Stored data
• • •
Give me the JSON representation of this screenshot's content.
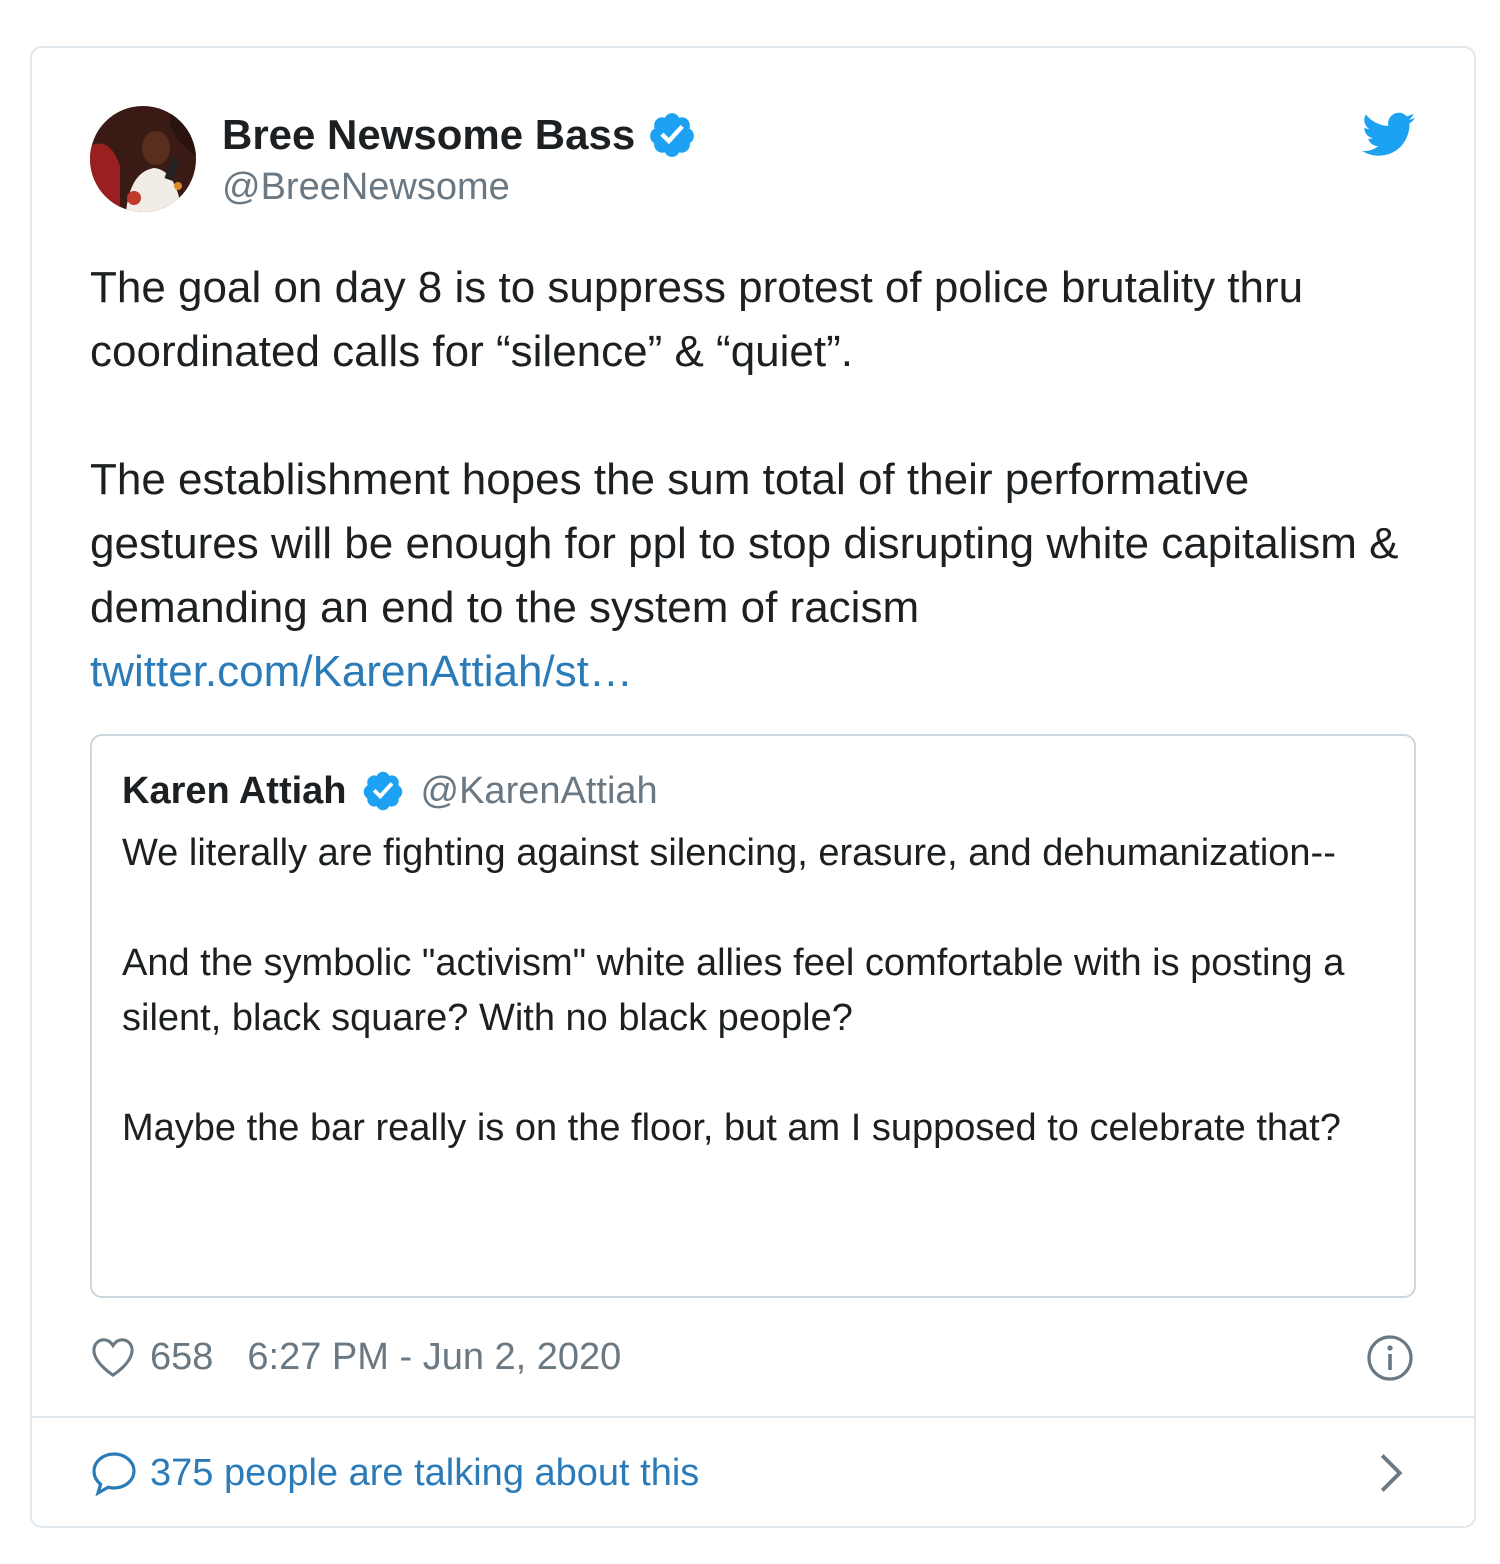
{
  "tweet": {
    "author_name": "Bree Newsome Bass",
    "author_handle": "@BreeNewsome",
    "text_p1": "The goal on day 8 is to suppress protest of police brutality thru coordinated calls for “silence” & “quiet”.",
    "text_p2": "The establishment hopes the sum total of their performative gestures will be enough for ppl to stop disrupting white capitalism & demanding an end to the system of racism",
    "link_text": "twitter.com/KarenAttiah/st…",
    "likes": "658",
    "timestamp": "6:27 PM - Jun 2, 2020",
    "talking": "375 people are talking about this"
  },
  "quoted": {
    "author_name": "Karen Attiah",
    "author_handle": "@KarenAttiah",
    "p1": "We literally are fighting against silencing, erasure, and dehumanization--",
    "p2": "And the symbolic \"activism\" white allies feel comfortable with is posting a silent, black square? With no black people?",
    "p3": "Maybe the bar really is on the floor, but am I supposed to celebrate that?"
  },
  "colors": {
    "link": "#2b7bb9",
    "verified": "#1da1f2",
    "muted": "#697882",
    "border": "#e1e8ed"
  },
  "icons": [
    "avatar",
    "verified-badge-icon",
    "twitter-bird-icon",
    "heart-icon",
    "info-icon",
    "speech-bubble-icon",
    "chevron-right-icon"
  ]
}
• • •
- **AIM OF THE TASK**: Transcribe the material as is, with images omitted.

- **ANSWER TO THE PROBLEM**:
Give me the JSON representation of this screenshot's content.
{
  "tweet": {
    "author_name": "Bree Newsome Bass",
    "author_handle": "@BreeNewsome",
    "text_p1": "The goal on day 8 is to suppress protest of police brutality thru coordinated calls for “silence” & “quiet”.",
    "text_p2": "The establishment hopes the sum total of their performative gestures will be enough for ppl to stop disrupting white capitalism & demanding an end to the system of racism",
    "link_text": "twitter.com/KarenAttiah/st…",
    "likes": "658",
    "timestamp": "6:27 PM - Jun 2, 2020",
    "talking": "375 people are talking about this"
  },
  "quoted": {
    "author_name": "Karen Attiah",
    "author_handle": "@KarenAttiah",
    "p1": "We literally are fighting against silencing, erasure, and dehumanization--",
    "p2": "And the symbolic \"activism\" white allies feel comfortable with is posting a silent, black square? With no black people?",
    "p3": "Maybe the bar really is on the floor, but am I supposed to celebrate that?"
  },
  "colors": {
    "link": "#2b7bb9",
    "verified": "#1da1f2",
    "muted": "#697882",
    "border": "#e1e8ed"
  },
  "icons": [
    "avatar",
    "verified-badge-icon",
    "twitter-bird-icon",
    "heart-icon",
    "info-icon",
    "speech-bubble-icon",
    "chevron-right-icon"
  ]
}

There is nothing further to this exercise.